* _What you need to do_:
Using the data below, copy every line that contains the word "Inzidenz".

* _Listing_:
>> BEGIN
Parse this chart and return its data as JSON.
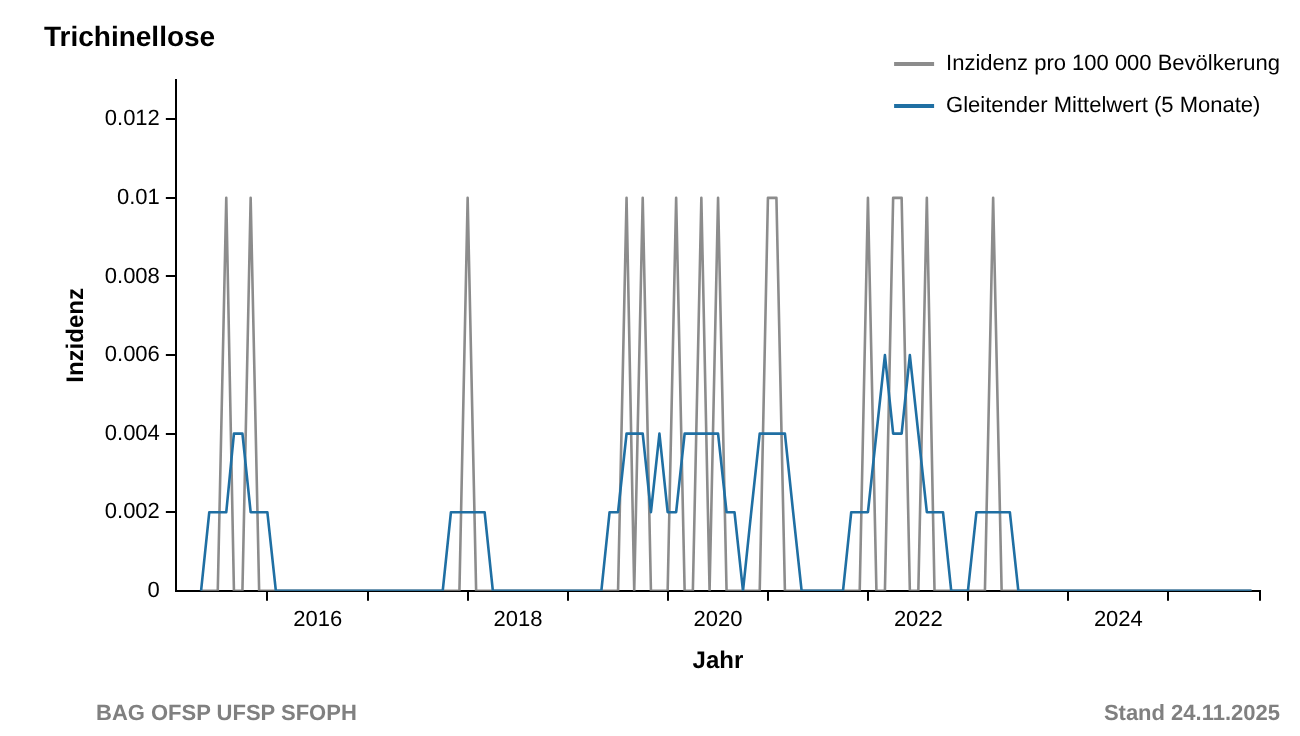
{
  "chart_data": {
    "type": "line",
    "title": "Trichinellose",
    "xlabel": "Jahr",
    "ylabel": "Inzidenz",
    "x": [
      "2014-11",
      "2014-12",
      "2015-01",
      "2015-02",
      "2015-03",
      "2015-04",
      "2015-05",
      "2015-06",
      "2015-07",
      "2015-08",
      "2015-09",
      "2015-10",
      "2015-11",
      "2015-12",
      "2016-01",
      "2016-02",
      "2016-03",
      "2016-04",
      "2016-05",
      "2016-06",
      "2016-07",
      "2016-08",
      "2016-09",
      "2016-10",
      "2016-11",
      "2016-12",
      "2017-01",
      "2017-02",
      "2017-03",
      "2017-04",
      "2017-05",
      "2017-06",
      "2017-07",
      "2017-08",
      "2017-09",
      "2017-10",
      "2017-11",
      "2017-12",
      "2018-01",
      "2018-02",
      "2018-03",
      "2018-04",
      "2018-05",
      "2018-06",
      "2018-07",
      "2018-08",
      "2018-09",
      "2018-10",
      "2018-11",
      "2018-12",
      "2019-01",
      "2019-02",
      "2019-03",
      "2019-04",
      "2019-05",
      "2019-06",
      "2019-07",
      "2019-08",
      "2019-09",
      "2019-10",
      "2019-11",
      "2019-12",
      "2020-01",
      "2020-02",
      "2020-03",
      "2020-04",
      "2020-05",
      "2020-06",
      "2020-07",
      "2020-08",
      "2020-09",
      "2020-10",
      "2020-11",
      "2020-12",
      "2021-01",
      "2021-02",
      "2021-03",
      "2021-04",
      "2021-05",
      "2021-06",
      "2021-07",
      "2021-08",
      "2021-09",
      "2021-10",
      "2021-11",
      "2021-12",
      "2022-01",
      "2022-02",
      "2022-03",
      "2022-04",
      "2022-05",
      "2022-06",
      "2022-07",
      "2022-08",
      "2022-09",
      "2022-10",
      "2022-11",
      "2022-12",
      "2023-01",
      "2023-02",
      "2023-03",
      "2023-04",
      "2023-05",
      "2023-06",
      "2023-07",
      "2023-08",
      "2023-09",
      "2023-10",
      "2023-11",
      "2023-12",
      "2024-01",
      "2024-02",
      "2024-03",
      "2024-04",
      "2024-05",
      "2024-06",
      "2024-07",
      "2024-08",
      "2024-09",
      "2024-10",
      "2024-11",
      "2024-12",
      "2025-01",
      "2025-02",
      "2025-03",
      "2025-04",
      "2025-05"
    ],
    "series": [
      {
        "name": "Inzidenz pro 100 000 Bevölkerung",
        "color": "#8c8c8c",
        "values": [
          0,
          0,
          0,
          0.01,
          0,
          0,
          0.01,
          0,
          0,
          0,
          0,
          0,
          0,
          0,
          0,
          0,
          0,
          0,
          0,
          0,
          0,
          0,
          0,
          0,
          0,
          0,
          0,
          0,
          0,
          0,
          0,
          0,
          0.01,
          0,
          0,
          0,
          0,
          0,
          0,
          0,
          0,
          0,
          0,
          0,
          0,
          0,
          0,
          0,
          0,
          0,
          0,
          0.01,
          0,
          0.01,
          0,
          0,
          0,
          0.01,
          0,
          0,
          0.01,
          0,
          0.01,
          0,
          0,
          0,
          0,
          0,
          0.01,
          0.01,
          0,
          0,
          0,
          0,
          0,
          0,
          0,
          0,
          0,
          0,
          0.01,
          0,
          0,
          0.01,
          0.01,
          0,
          0,
          0.01,
          0,
          0,
          0,
          0,
          0,
          0,
          0,
          0.01,
          0,
          0,
          0,
          0,
          0,
          0,
          0,
          0,
          0,
          0,
          0,
          0,
          0,
          0,
          0,
          0,
          0,
          0,
          0,
          0,
          0,
          0,
          0,
          0,
          0,
          0,
          0,
          0,
          0,
          0,
          0
        ]
      },
      {
        "name": "Gleitender Mittelwert (5 Monate)",
        "color": "#1f6fa3",
        "values": [
          0,
          0.002,
          0.002,
          0.002,
          0.004,
          0.004,
          0.002,
          0.002,
          0.002,
          0,
          0,
          0,
          0,
          0,
          0,
          0,
          0,
          0,
          0,
          0,
          0,
          0,
          0,
          0,
          0,
          0,
          0,
          0,
          0,
          0,
          0.002,
          0.002,
          0.002,
          0.002,
          0.002,
          0,
          0,
          0,
          0,
          0,
          0,
          0,
          0,
          0,
          0,
          0,
          0,
          0,
          0,
          0.002,
          0.002,
          0.004,
          0.004,
          0.004,
          0.002,
          0.004,
          0.002,
          0.002,
          0.004,
          0.004,
          0.004,
          0.004,
          0.004,
          0.002,
          0.002,
          0,
          0.002,
          0.004,
          0.004,
          0.004,
          0.004,
          0.002,
          0,
          0,
          0,
          0,
          0,
          0,
          0.002,
          0.002,
          0.002,
          0.004,
          0.006,
          0.004,
          0.004,
          0.006,
          0.004,
          0.002,
          0.002,
          0.002,
          0,
          0,
          0,
          0.002,
          0.002,
          0.002,
          0.002,
          0.002,
          0,
          0,
          0,
          0,
          0,
          0,
          0,
          0,
          0,
          0,
          0,
          0,
          0,
          0,
          0,
          0,
          0,
          0,
          0,
          0,
          0,
          0,
          0,
          0,
          0,
          0,
          0,
          0,
          0
        ]
      }
    ],
    "xlim": [
      "2014-08",
      "2025-06"
    ],
    "xticks": [
      {
        "value": "2015-07",
        "label": null
      },
      {
        "value": "2016-01",
        "label": "2016"
      },
      {
        "value": "2016-07",
        "label": null
      },
      {
        "value": "2017-07",
        "label": null
      },
      {
        "value": "2018-01",
        "label": "2018"
      },
      {
        "value": "2018-07",
        "label": null
      },
      {
        "value": "2019-07",
        "label": null
      },
      {
        "value": "2020-01",
        "label": "2020"
      },
      {
        "value": "2020-07",
        "label": null
      },
      {
        "value": "2021-07",
        "label": null
      },
      {
        "value": "2022-01",
        "label": "2022"
      },
      {
        "value": "2022-07",
        "label": null
      },
      {
        "value": "2023-07",
        "label": null
      },
      {
        "value": "2024-01",
        "label": "2024"
      },
      {
        "value": "2024-07",
        "label": null
      },
      {
        "value": "2025-06",
        "label": null
      }
    ],
    "ylim": [
      0,
      0.013
    ],
    "yticks": [
      0,
      0.002,
      0.004,
      0.006,
      0.008,
      0.01,
      0.012
    ],
    "grid": false,
    "legend": "top right",
    "marker": "none",
    "line_style": "solid",
    "annotations": [
      "BAG OFSP UFSP SFOPH",
      "Stand 24.11.2025"
    ]
  }
}
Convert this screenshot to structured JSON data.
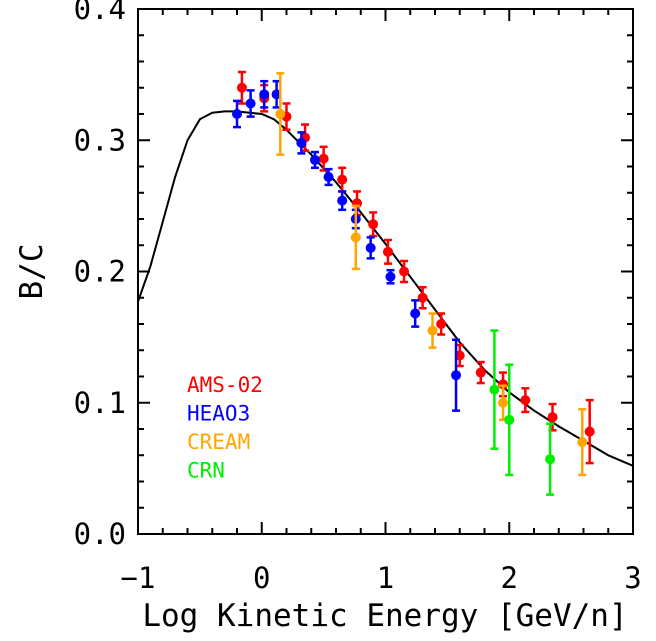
{
  "chart_data": {
    "type": "scatter",
    "xlabel": "Log Kinetic Energy [GeV/n]",
    "ylabel": "B/C",
    "xlim": [
      -1,
      3
    ],
    "ylim": [
      0,
      0.4
    ],
    "x_ticks": [
      -1,
      0,
      1,
      2,
      3
    ],
    "x_tick_labels": [
      "−1",
      "0",
      "1",
      "2",
      "3"
    ],
    "y_ticks": [
      0,
      0.1,
      0.2,
      0.3,
      0.4
    ],
    "y_tick_labels": [
      "0.0",
      "0.1",
      "0.2",
      "0.3",
      "0.4"
    ],
    "grid": false,
    "legend_placement": "lower-left",
    "model_curve": {
      "color": "#000000",
      "x": [
        -1.0,
        -0.9,
        -0.8,
        -0.7,
        -0.6,
        -0.5,
        -0.4,
        -0.3,
        -0.2,
        -0.1,
        0.0,
        0.1,
        0.2,
        0.4,
        0.6,
        0.8,
        1.0,
        1.2,
        1.4,
        1.6,
        1.8,
        2.0,
        2.2,
        2.4,
        2.6,
        2.8,
        3.0
      ],
      "y": [
        0.177,
        0.204,
        0.238,
        0.272,
        0.3,
        0.316,
        0.321,
        0.322,
        0.322,
        0.321,
        0.32,
        0.316,
        0.308,
        0.289,
        0.268,
        0.245,
        0.221,
        0.196,
        0.171,
        0.146,
        0.125,
        0.108,
        0.094,
        0.082,
        0.071,
        0.06,
        0.052
      ]
    },
    "series": [
      {
        "name": "AMS-02",
        "color": "#ff0000",
        "points": [
          {
            "x": -0.16,
            "y": 0.34,
            "err": 0.012
          },
          {
            "x": 0.02,
            "y": 0.332,
            "err": 0.01
          },
          {
            "x": 0.2,
            "y": 0.318,
            "err": 0.01
          },
          {
            "x": 0.35,
            "y": 0.302,
            "err": 0.01
          },
          {
            "x": 0.5,
            "y": 0.286,
            "err": 0.009
          },
          {
            "x": 0.65,
            "y": 0.27,
            "err": 0.009
          },
          {
            "x": 0.77,
            "y": 0.252,
            "err": 0.009
          },
          {
            "x": 0.9,
            "y": 0.236,
            "err": 0.009
          },
          {
            "x": 1.02,
            "y": 0.215,
            "err": 0.009
          },
          {
            "x": 1.15,
            "y": 0.2,
            "err": 0.008
          },
          {
            "x": 1.3,
            "y": 0.18,
            "err": 0.008
          },
          {
            "x": 1.45,
            "y": 0.16,
            "err": 0.008
          },
          {
            "x": 1.6,
            "y": 0.136,
            "err": 0.008
          },
          {
            "x": 1.77,
            "y": 0.123,
            "err": 0.008
          },
          {
            "x": 1.95,
            "y": 0.114,
            "err": 0.009
          },
          {
            "x": 2.13,
            "y": 0.102,
            "err": 0.009
          },
          {
            "x": 2.35,
            "y": 0.089,
            "err": 0.01
          },
          {
            "x": 2.65,
            "y": 0.078,
            "err": 0.024
          }
        ]
      },
      {
        "name": "HEAO3",
        "color": "#0000ff",
        "points": [
          {
            "x": -0.2,
            "y": 0.32,
            "err": 0.01
          },
          {
            "x": -0.09,
            "y": 0.328,
            "err": 0.01
          },
          {
            "x": 0.02,
            "y": 0.335,
            "err": 0.01
          },
          {
            "x": 0.12,
            "y": 0.335,
            "err": 0.01
          },
          {
            "x": 0.32,
            "y": 0.298,
            "err": 0.008
          },
          {
            "x": 0.43,
            "y": 0.285,
            "err": 0.006
          },
          {
            "x": 0.54,
            "y": 0.272,
            "err": 0.006
          },
          {
            "x": 0.65,
            "y": 0.254,
            "err": 0.007
          },
          {
            "x": 0.76,
            "y": 0.24,
            "err": 0.007
          },
          {
            "x": 0.88,
            "y": 0.218,
            "err": 0.008
          },
          {
            "x": 1.04,
            "y": 0.196,
            "err": 0.005
          },
          {
            "x": 1.24,
            "y": 0.168,
            "err": 0.01
          },
          {
            "x": 1.57,
            "y": 0.121,
            "err": 0.027
          }
        ]
      },
      {
        "name": "CREAM",
        "color": "#ffa500",
        "points": [
          {
            "x": 0.15,
            "y": 0.32,
            "err": 0.031
          },
          {
            "x": 0.76,
            "y": 0.226,
            "err": 0.024
          },
          {
            "x": 1.38,
            "y": 0.155,
            "err": 0.013
          },
          {
            "x": 1.95,
            "y": 0.1,
            "err": 0.013
          },
          {
            "x": 2.59,
            "y": 0.07,
            "err": 0.025
          }
        ]
      },
      {
        "name": "CRN",
        "color": "#00ee00",
        "points": [
          {
            "x": 1.88,
            "y": 0.11,
            "err": 0.045
          },
          {
            "x": 2.0,
            "y": 0.087,
            "err": 0.042
          },
          {
            "x": 2.33,
            "y": 0.057,
            "err": 0.027
          }
        ]
      }
    ]
  }
}
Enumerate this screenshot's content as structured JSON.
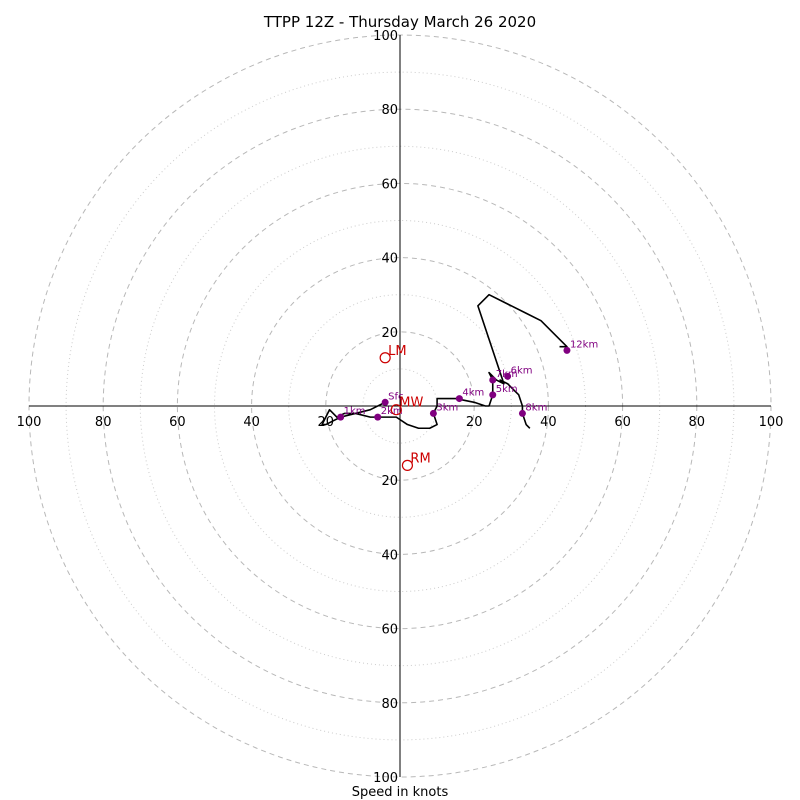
{
  "chart_data": {
    "type": "scatter",
    "subtype": "hodograph",
    "title": "TTPP 12Z - Thursday March 26 2020",
    "xlabel": "Speed in knots",
    "ylabel": "",
    "xlim": [
      -100,
      100
    ],
    "ylim": [
      -100,
      100
    ],
    "grid": true,
    "rings": {
      "major": [
        20,
        40,
        60,
        80,
        100
      ],
      "minor": [
        10,
        30,
        50,
        70,
        90
      ]
    },
    "axis_ticks": {
      "x": [
        "100",
        "80",
        "60",
        "40",
        "20",
        "20",
        "40",
        "60",
        "80",
        "100"
      ],
      "y": [
        "100",
        "80",
        "60",
        "40",
        "20",
        "20",
        "40",
        "60",
        "80",
        "100"
      ]
    },
    "trace": {
      "color": "#000000",
      "points": [
        [
          -4,
          1
        ],
        [
          -8,
          -1
        ],
        [
          -12,
          -2
        ],
        [
          -15,
          -2
        ],
        [
          -17,
          -3
        ],
        [
          -18,
          -2
        ],
        [
          -19,
          -1
        ],
        [
          -20,
          -3
        ],
        [
          -21,
          -5
        ],
        [
          -20,
          -5
        ],
        [
          -18,
          -4
        ],
        [
          -16,
          -3
        ],
        [
          -12,
          -2
        ],
        [
          -8,
          -3
        ],
        [
          -4,
          -3
        ],
        [
          -1,
          -3
        ],
        [
          2,
          -5
        ],
        [
          5,
          -6
        ],
        [
          8,
          -6
        ],
        [
          10,
          -5
        ],
        [
          9,
          -2
        ],
        [
          10,
          0
        ],
        [
          10,
          2
        ],
        [
          15,
          2
        ],
        [
          20,
          1
        ],
        [
          23,
          0
        ],
        [
          24,
          0
        ],
        [
          25,
          3
        ],
        [
          25,
          7
        ],
        [
          24,
          9
        ],
        [
          26,
          7
        ],
        [
          28,
          6
        ],
        [
          27,
          7
        ],
        [
          29,
          6
        ],
        [
          31,
          4
        ],
        [
          32,
          3
        ],
        [
          33,
          0
        ],
        [
          33,
          -2
        ],
        [
          34,
          -5
        ],
        [
          35,
          -6
        ]
      ]
    },
    "upper_trace": {
      "color": "#000000",
      "points": [
        [
          28,
          6
        ],
        [
          26,
          12
        ],
        [
          24,
          18
        ],
        [
          21,
          27
        ],
        [
          24,
          30
        ],
        [
          30,
          27
        ],
        [
          34,
          25
        ],
        [
          38,
          23
        ],
        [
          42,
          19
        ],
        [
          45,
          16
        ],
        [
          43,
          16
        ]
      ]
    },
    "height_markers": {
      "color": "#800080",
      "points": [
        {
          "label": "Sfc",
          "u": -4,
          "v": 1
        },
        {
          "label": "1km",
          "u": -16,
          "v": -3
        },
        {
          "label": "2km",
          "u": -6,
          "v": -3
        },
        {
          "label": "3km",
          "u": 9,
          "v": -2
        },
        {
          "label": "4km",
          "u": 16,
          "v": 2
        },
        {
          "label": "5km",
          "u": 25,
          "v": 3
        },
        {
          "label": "6km",
          "u": 29,
          "v": 8
        },
        {
          "label": "7km",
          "u": 25,
          "v": 7
        },
        {
          "label": "8km",
          "u": 33,
          "v": -2
        },
        {
          "label": "12km",
          "u": 45,
          "v": 15
        }
      ]
    },
    "storm_motion": {
      "color": "#cc0000",
      "points": [
        {
          "label": "LM",
          "u": -4,
          "v": 13
        },
        {
          "label": "MW",
          "u": -1,
          "v": -1
        },
        {
          "label": "RM",
          "u": 2,
          "v": -16
        }
      ]
    }
  }
}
>> END
* _Problem solution_:
    "ylabel": "Inzidenz",
        "name": "Inzidenz pro 100 000 Bevölkerung",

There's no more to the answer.